| WHAT TO PRODUCE |
Select every line holding the word "xlabel" and copy it.

════

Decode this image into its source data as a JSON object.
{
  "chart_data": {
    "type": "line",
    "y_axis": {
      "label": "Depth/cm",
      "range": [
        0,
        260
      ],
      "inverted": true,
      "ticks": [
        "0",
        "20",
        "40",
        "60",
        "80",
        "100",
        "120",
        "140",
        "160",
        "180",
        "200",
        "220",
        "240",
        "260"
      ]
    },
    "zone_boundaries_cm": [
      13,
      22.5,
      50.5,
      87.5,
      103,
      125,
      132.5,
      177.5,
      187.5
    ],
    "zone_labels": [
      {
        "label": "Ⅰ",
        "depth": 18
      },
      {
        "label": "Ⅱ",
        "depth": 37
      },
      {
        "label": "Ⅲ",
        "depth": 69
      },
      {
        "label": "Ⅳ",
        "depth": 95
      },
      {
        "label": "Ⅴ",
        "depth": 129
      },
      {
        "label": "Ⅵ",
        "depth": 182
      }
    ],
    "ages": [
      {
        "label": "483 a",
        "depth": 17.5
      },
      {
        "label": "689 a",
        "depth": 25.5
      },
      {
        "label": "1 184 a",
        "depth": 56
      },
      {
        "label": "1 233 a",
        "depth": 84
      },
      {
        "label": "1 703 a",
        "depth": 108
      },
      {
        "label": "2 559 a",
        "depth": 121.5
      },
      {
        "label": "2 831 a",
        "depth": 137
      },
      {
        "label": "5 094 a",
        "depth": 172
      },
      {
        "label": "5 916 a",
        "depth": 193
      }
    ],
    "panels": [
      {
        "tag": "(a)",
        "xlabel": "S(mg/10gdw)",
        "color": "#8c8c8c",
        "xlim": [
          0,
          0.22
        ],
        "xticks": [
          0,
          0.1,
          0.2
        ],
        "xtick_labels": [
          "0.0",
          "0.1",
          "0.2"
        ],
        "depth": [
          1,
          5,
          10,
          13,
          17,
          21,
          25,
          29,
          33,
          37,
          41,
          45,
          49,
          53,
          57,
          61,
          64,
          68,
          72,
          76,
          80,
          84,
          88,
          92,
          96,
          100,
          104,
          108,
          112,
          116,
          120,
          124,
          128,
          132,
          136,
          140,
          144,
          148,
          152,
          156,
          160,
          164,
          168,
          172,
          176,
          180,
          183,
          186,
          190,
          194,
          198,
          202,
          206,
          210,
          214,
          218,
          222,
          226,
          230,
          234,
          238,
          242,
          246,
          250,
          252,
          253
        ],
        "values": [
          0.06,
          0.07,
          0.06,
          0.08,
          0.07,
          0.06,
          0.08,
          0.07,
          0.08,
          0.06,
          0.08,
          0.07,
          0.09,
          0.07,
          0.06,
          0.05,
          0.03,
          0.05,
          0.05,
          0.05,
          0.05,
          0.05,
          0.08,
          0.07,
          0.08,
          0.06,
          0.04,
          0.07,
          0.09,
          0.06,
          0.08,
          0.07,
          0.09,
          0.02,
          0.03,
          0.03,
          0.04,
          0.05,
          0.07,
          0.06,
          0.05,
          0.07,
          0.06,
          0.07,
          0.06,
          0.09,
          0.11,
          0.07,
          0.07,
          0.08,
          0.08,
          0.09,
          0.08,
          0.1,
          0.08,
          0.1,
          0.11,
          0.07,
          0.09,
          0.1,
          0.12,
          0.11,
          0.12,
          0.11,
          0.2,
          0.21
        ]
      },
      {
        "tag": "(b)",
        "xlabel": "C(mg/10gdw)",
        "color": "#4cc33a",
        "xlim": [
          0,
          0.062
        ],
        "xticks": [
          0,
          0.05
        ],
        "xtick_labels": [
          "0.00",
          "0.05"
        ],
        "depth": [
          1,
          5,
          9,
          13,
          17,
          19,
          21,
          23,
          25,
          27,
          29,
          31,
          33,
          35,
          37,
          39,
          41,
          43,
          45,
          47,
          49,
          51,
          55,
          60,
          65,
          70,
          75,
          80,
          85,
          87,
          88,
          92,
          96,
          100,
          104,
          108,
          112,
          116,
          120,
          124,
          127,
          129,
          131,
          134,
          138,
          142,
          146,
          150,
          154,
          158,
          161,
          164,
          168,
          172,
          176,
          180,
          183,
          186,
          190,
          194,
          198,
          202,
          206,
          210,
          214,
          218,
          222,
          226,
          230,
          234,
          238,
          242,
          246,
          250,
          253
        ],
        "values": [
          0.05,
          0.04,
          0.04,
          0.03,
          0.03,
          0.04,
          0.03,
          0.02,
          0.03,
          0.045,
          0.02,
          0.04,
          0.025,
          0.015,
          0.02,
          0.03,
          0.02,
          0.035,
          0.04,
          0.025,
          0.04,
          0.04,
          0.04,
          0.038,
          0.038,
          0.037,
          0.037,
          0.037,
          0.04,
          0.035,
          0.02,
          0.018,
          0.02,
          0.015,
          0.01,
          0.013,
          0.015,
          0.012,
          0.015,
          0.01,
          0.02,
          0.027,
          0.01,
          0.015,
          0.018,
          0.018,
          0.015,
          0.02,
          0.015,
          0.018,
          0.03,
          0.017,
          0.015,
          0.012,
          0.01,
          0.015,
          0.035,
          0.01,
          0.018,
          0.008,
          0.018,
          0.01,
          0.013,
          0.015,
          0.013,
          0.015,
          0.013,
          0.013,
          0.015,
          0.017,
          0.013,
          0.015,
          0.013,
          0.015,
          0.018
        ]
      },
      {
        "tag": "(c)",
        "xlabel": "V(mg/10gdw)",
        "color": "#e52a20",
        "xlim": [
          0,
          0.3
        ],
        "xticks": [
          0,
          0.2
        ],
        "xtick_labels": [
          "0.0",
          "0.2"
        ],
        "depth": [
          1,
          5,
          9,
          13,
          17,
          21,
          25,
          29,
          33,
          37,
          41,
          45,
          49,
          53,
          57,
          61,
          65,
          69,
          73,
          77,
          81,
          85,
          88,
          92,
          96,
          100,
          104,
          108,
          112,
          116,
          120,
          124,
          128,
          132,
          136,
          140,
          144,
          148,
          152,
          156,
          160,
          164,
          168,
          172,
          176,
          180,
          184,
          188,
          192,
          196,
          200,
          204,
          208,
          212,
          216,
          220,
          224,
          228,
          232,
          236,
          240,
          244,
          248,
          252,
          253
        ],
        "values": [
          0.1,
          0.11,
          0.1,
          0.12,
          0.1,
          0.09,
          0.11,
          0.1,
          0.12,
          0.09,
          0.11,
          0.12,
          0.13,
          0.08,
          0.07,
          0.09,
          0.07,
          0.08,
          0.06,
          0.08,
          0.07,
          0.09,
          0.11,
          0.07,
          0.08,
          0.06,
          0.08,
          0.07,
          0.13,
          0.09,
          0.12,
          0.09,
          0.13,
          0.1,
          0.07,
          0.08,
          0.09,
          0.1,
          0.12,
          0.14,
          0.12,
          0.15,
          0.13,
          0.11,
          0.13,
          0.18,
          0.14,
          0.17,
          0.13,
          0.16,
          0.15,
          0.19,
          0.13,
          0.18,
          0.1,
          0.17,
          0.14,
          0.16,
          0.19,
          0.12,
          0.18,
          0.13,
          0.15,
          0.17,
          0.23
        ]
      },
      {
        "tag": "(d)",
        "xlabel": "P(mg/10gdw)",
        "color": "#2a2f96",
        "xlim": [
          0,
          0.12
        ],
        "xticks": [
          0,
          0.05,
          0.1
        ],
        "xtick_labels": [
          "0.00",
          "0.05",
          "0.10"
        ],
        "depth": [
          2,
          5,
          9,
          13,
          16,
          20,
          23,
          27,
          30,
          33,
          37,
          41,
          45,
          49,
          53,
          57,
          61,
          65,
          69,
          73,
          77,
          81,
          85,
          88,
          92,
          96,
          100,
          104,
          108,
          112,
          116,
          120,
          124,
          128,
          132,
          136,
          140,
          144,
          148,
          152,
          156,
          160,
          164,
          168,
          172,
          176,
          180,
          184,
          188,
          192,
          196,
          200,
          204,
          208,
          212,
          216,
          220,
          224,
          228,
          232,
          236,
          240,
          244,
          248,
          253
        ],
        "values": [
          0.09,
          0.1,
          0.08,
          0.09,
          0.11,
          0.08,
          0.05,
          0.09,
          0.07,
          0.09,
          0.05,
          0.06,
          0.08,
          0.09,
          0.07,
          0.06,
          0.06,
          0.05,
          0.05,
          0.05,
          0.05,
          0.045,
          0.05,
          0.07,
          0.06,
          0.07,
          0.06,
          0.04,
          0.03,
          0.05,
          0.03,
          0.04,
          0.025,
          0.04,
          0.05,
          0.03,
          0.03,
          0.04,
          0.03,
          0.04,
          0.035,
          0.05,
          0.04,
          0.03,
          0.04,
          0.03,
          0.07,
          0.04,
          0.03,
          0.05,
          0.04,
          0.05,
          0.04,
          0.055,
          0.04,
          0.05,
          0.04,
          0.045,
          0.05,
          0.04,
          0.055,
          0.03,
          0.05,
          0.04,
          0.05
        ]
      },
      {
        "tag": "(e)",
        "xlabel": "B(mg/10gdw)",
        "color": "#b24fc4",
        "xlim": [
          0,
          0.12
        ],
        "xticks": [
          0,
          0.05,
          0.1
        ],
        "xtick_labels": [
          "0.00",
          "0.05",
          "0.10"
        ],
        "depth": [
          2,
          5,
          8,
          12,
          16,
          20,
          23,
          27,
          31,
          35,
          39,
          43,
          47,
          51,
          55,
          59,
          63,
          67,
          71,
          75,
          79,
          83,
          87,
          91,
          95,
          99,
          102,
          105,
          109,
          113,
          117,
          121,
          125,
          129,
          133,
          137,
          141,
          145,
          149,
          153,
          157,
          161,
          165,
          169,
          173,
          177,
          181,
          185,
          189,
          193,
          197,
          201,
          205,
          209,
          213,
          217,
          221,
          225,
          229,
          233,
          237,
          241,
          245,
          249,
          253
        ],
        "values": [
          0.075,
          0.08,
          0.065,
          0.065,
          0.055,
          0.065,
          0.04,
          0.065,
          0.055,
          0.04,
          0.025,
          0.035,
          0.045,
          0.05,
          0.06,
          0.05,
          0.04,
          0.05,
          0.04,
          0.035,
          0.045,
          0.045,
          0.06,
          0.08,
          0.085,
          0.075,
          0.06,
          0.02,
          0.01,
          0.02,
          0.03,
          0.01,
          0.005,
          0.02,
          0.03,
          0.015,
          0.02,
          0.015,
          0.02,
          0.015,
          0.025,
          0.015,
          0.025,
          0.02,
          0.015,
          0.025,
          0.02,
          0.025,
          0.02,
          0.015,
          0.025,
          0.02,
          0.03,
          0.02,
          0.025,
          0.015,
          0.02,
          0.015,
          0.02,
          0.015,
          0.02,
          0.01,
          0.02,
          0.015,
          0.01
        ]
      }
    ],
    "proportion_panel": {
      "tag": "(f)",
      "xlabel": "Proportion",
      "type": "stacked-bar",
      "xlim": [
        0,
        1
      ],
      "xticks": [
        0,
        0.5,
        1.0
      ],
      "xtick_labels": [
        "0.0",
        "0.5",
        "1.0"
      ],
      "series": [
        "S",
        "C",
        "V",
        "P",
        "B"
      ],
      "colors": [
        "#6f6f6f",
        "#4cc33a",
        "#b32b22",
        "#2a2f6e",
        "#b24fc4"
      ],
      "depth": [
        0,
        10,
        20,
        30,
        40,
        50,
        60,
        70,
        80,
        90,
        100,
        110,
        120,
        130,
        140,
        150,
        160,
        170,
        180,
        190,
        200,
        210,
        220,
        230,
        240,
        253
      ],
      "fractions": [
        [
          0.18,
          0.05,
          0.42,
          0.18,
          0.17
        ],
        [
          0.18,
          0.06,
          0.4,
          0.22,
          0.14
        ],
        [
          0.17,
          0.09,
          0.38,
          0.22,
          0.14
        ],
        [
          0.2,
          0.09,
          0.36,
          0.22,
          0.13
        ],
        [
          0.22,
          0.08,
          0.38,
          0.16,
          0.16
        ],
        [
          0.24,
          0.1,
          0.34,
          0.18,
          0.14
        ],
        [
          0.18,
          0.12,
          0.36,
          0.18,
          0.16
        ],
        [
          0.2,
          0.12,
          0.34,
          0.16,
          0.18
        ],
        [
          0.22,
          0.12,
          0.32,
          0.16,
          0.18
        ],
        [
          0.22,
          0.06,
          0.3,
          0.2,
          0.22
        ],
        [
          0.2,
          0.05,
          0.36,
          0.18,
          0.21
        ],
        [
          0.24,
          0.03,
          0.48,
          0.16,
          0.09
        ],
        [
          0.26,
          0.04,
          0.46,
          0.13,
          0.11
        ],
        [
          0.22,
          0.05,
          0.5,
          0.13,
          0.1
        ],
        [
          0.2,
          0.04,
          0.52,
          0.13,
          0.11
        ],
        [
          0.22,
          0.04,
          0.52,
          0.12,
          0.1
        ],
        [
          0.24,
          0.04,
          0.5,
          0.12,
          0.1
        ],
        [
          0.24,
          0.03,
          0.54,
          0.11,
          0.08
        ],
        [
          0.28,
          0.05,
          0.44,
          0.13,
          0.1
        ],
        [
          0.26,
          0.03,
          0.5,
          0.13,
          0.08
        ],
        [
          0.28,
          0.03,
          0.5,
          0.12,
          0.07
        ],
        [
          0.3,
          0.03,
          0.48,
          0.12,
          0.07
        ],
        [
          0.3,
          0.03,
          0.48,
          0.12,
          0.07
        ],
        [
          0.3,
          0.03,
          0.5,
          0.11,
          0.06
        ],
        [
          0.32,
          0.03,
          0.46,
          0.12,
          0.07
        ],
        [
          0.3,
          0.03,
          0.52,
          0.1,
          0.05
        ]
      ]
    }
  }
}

════

| RESULT OF THE TASK |
        "xlabel": "S(mg/10gdw)",
        "xlabel": "C(mg/10gdw)",
        "xlabel": "V(mg/10gdw)",
        "xlabel": "P(mg/10gdw)",
        "xlabel": "B(mg/10gdw)",
      "xlabel": "Proportion",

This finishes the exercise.